**WRITTEN TASK:** All entries below are to be set down again, identical to the source.

**RECORD LIST:**
———

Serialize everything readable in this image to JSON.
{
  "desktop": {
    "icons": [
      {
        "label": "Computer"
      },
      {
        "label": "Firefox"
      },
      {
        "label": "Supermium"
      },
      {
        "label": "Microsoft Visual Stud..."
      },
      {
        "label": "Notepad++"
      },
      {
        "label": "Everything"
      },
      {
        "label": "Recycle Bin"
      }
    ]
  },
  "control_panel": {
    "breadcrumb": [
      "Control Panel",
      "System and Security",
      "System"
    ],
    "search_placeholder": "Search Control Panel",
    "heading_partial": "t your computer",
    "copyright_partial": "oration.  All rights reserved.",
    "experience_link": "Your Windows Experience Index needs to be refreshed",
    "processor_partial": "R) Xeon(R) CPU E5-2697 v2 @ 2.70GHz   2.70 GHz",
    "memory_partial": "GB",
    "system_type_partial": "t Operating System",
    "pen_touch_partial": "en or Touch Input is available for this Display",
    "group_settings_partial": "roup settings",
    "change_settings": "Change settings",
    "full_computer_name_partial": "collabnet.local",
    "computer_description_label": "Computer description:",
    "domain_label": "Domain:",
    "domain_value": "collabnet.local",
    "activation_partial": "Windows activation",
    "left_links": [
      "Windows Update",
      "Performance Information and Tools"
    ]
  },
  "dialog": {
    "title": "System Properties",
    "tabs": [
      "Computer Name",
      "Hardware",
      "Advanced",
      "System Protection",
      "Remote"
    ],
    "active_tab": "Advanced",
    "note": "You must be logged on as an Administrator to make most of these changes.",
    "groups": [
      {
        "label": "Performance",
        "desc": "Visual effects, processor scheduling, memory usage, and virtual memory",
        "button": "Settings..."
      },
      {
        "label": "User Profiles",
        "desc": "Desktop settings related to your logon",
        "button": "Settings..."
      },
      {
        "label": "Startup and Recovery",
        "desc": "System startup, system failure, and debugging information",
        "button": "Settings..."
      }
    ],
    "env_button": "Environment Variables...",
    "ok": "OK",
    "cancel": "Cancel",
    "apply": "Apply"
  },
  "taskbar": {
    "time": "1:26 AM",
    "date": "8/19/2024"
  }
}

———

**COMPLETE RESPONSE:**
Serialize everything readable in this image to JSON.
{
  "desktop": {
    "icons": [
      {
        "label": "Computer"
      },
      {
        "label": "Firefox"
      },
      {
        "label": "Supermium"
      },
      {
        "label": "Microsoft Visual Stud..."
      },
      {
        "label": "Notepad++"
      },
      {
        "label": "Everything"
      },
      {
        "label": "Recycle Bin"
      }
    ]
  },
  "control_panel": {
    "breadcrumb": [
      "Control Panel",
      "System and Security",
      "System"
    ],
    "search_placeholder": "Search Control Panel",
    "heading_partial": "t your computer",
    "copyright_partial": "oration.  All rights reserved.",
    "experience_link": "Your Windows Experience Index needs to be refreshed",
    "processor_partial": "R) Xeon(R) CPU E5-2697 v2 @ 2.70GHz   2.70 GHz",
    "memory_partial": "GB",
    "system_type_partial": "t Operating System",
    "pen_touch_partial": "en or Touch Input is available for this Display",
    "group_settings_partial": "roup settings",
    "change_settings": "Change settings",
    "full_computer_name_partial": "collabnet.local",
    "computer_description_label": "Computer description:",
    "domain_label": "Domain:",
    "domain_value": "collabnet.local",
    "activation_partial": "Windows activation",
    "left_links": [
      "Windows Update",
      "Performance Information and Tools"
    ]
  },
  "dialog": {
    "title": "System Properties",
    "tabs": [
      "Computer Name",
      "Hardware",
      "Advanced",
      "System Protection",
      "Remote"
    ],
    "active_tab": "Advanced",
    "note": "You must be logged on as an Administrator to make most of these changes.",
    "groups": [
      {
        "label": "Performance",
        "desc": "Visual effects, processor scheduling, memory usage, and virtual memory",
        "button": "Settings..."
      },
      {
        "label": "User Profiles",
        "desc": "Desktop settings related to your logon",
        "button": "Settings..."
      },
      {
        "label": "Startup and Recovery",
        "desc": "System startup, system failure, and debugging information",
        "button": "Settings..."
      }
    ],
    "env_button": "Environment Variables...",
    "ok": "OK",
    "cancel": "Cancel",
    "apply": "Apply"
  },
  "taskbar": {
    "time": "1:26 AM",
    "date": "8/19/2024"
  }
}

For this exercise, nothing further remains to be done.